> [Task description]: Tally the lines in these records that hold the string "Kültürel", and reply with the number alone.

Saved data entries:
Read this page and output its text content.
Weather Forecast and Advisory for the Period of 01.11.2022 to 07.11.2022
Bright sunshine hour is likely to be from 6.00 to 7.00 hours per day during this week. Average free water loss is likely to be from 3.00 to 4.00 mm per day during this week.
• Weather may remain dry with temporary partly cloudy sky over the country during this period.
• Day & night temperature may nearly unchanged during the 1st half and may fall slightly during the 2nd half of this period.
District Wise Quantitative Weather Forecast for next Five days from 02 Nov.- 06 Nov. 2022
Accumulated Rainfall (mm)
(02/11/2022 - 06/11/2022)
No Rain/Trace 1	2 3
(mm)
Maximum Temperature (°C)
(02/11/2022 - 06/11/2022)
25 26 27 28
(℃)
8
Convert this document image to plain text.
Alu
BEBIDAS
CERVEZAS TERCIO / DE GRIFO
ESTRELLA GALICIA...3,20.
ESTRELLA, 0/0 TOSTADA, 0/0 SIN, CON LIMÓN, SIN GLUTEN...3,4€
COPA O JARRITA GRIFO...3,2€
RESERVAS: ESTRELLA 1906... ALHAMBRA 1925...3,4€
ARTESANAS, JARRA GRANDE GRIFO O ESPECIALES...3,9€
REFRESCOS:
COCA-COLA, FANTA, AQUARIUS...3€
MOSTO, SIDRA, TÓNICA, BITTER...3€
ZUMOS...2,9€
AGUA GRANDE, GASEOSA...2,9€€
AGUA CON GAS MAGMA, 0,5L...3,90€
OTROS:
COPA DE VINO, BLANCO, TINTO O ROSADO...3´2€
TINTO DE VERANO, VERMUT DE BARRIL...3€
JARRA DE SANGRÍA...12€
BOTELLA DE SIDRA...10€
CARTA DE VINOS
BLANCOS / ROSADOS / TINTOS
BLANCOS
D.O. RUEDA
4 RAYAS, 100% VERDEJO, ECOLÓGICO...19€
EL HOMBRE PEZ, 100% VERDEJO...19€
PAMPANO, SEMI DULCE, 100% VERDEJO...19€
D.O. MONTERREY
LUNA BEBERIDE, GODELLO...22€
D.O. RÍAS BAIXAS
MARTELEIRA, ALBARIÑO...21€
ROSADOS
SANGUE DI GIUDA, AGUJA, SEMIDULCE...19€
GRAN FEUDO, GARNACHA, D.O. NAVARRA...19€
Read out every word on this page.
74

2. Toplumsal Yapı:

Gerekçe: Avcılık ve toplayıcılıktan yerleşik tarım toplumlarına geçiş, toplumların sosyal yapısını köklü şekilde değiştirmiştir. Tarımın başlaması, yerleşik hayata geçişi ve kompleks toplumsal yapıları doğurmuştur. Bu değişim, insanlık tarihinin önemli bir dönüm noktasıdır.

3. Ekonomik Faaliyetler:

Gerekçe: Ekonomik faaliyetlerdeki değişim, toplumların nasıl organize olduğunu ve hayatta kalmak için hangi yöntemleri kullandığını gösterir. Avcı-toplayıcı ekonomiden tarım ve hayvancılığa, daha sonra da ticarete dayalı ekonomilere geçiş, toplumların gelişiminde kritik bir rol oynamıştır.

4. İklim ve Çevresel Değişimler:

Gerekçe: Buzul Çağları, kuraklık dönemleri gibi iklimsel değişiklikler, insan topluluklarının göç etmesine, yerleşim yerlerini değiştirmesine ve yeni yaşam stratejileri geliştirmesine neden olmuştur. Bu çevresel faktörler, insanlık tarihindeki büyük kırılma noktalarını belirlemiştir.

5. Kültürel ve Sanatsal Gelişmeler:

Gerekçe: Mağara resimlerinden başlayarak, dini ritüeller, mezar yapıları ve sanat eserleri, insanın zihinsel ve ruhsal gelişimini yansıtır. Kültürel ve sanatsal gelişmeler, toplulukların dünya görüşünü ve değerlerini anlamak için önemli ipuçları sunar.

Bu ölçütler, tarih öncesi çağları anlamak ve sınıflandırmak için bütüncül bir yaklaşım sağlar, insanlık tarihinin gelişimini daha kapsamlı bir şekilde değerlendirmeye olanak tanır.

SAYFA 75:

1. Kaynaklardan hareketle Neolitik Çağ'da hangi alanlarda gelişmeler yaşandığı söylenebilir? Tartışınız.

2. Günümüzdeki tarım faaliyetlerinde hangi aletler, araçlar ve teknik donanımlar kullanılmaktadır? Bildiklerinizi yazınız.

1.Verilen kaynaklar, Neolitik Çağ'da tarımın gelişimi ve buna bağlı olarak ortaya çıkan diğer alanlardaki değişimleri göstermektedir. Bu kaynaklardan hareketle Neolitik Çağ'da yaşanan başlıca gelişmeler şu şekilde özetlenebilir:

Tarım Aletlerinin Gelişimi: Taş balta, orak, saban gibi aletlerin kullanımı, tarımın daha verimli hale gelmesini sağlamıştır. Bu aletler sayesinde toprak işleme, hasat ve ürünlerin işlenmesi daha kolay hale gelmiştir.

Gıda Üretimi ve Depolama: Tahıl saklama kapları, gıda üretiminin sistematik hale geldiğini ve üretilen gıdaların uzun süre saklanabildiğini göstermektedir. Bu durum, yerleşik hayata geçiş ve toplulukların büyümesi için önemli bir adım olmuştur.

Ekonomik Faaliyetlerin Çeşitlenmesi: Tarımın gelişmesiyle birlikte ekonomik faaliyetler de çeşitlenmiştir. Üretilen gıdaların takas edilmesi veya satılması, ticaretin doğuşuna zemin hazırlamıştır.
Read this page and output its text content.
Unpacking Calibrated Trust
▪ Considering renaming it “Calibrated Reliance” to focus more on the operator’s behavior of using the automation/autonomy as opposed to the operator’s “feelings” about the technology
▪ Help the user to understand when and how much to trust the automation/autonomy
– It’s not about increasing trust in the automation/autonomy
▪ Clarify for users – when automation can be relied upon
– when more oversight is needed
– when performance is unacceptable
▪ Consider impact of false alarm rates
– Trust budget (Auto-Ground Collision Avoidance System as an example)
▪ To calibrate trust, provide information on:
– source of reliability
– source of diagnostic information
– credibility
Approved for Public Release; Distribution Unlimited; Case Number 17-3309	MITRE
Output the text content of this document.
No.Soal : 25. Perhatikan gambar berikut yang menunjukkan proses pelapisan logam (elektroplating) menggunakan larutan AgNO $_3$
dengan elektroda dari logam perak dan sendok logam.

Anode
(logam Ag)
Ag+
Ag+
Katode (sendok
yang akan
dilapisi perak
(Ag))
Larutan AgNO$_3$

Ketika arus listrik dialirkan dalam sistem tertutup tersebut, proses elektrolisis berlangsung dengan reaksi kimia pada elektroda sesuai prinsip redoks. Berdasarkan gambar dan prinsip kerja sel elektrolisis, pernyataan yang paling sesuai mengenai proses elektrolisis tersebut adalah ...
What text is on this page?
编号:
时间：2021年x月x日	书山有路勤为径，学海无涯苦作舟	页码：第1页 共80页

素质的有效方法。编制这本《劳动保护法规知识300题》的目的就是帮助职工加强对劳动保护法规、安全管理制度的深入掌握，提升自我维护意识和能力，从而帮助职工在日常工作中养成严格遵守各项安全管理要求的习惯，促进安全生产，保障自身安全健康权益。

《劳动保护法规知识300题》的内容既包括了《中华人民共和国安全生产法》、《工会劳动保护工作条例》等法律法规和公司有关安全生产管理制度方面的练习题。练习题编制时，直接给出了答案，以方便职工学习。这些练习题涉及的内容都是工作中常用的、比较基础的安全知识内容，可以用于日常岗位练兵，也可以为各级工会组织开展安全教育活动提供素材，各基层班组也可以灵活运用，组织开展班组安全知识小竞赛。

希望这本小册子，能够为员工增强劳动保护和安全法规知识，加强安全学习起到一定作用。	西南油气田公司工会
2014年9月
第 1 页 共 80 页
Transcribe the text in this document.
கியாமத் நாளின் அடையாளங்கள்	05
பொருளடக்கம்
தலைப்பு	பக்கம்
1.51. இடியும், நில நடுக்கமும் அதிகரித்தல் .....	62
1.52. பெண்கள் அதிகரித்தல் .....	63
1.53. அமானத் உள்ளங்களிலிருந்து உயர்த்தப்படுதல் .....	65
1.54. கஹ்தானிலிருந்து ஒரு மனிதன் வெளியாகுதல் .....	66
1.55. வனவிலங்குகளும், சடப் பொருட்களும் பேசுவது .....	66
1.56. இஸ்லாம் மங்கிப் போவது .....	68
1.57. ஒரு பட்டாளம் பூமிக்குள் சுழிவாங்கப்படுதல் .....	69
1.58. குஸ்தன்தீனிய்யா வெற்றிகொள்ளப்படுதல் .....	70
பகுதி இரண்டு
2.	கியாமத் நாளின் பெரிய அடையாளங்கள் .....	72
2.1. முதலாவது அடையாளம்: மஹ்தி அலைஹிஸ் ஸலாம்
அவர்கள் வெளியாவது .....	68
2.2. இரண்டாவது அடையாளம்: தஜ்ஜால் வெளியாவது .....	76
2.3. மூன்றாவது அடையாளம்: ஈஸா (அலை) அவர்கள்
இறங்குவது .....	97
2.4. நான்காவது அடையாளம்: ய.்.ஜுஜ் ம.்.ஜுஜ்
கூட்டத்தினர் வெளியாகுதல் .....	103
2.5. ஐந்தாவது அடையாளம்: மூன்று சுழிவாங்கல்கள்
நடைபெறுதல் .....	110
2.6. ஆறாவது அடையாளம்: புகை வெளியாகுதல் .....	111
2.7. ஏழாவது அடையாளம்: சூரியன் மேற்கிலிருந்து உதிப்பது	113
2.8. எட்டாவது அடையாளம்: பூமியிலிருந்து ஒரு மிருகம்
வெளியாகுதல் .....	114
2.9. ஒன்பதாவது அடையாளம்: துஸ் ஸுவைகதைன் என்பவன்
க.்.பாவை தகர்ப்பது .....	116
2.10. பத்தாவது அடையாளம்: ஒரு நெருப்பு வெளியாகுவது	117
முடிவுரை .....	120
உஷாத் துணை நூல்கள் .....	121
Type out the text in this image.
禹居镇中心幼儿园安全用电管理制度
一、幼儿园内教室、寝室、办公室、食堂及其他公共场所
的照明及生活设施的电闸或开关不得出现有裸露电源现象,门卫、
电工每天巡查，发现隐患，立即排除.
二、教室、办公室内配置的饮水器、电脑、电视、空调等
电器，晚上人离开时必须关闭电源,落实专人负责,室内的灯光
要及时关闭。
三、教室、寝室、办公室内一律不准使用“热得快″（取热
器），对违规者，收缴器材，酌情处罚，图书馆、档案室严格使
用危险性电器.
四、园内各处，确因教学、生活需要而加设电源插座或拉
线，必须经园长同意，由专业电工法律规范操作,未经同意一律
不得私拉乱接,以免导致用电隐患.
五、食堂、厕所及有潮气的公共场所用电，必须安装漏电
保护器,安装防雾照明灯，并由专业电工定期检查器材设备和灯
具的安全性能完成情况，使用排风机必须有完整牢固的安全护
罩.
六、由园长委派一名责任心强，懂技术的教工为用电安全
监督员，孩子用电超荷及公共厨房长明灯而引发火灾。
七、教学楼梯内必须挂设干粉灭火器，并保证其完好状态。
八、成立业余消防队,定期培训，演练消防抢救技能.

> [Completed task]: 2